- PASSAGE PROVIDED:
-----

The inseparable union of propriety and grace seems to have been the general sense of mankind; as we may guess from the languages of several nations, in which some words that answer to our proper or becoming, are used indifferently for beautiful or graceful*. And yet I cannot think as some are inclined to do, that grace consists entirely in propriety; because propriety is a thing easy enough to be understood, and grace, after all we can say about it, very difficult. Propriety, therefore, and grace, are no more one and the same thing, than grace and motion are. It is true, it cannot subsist without either; but then there seems to be something else, what I cannot explain, and what I do not know that any body else has ever explained, which enters into the composition, and which possibly may give its greatest force and power of pleasing.

Whatever are the causes of it, this is certain, that grace is the chief of all the constituent parts of beauty, and so much so that it seems to be the only one, which is absolutely and universally admired. All the rest are only relative.

* Among the Greeks the words πρέπον and καλον, among the Romans, pulchrum, decens and decorum.

-----

- LISTED RECORDS:
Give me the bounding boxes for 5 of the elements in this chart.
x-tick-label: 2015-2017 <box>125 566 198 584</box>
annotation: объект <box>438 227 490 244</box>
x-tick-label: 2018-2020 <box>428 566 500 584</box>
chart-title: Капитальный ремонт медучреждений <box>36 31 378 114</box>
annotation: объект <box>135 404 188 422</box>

-----

- TASKS:
1. In the passage on grace, which Latin words does the footnote list as used by the Romans?
2. Write out the passage on grace from "Whatever are the" up to and including "decens and decorum.".

- ANSWERS FOR THE EXERCISE:
1. Pulchrum, decens and decorum.

2.
Whatever are the causes of it, this is certain, that grace is the chief of all the constituent parts of beauty, and so much so that it seems to be the only one, which is absolutely and universally admired. All the rest are only relative.

* Among the Greeks the words πρέπον and καλον, among the Romans, pulchrum, decens and decorum.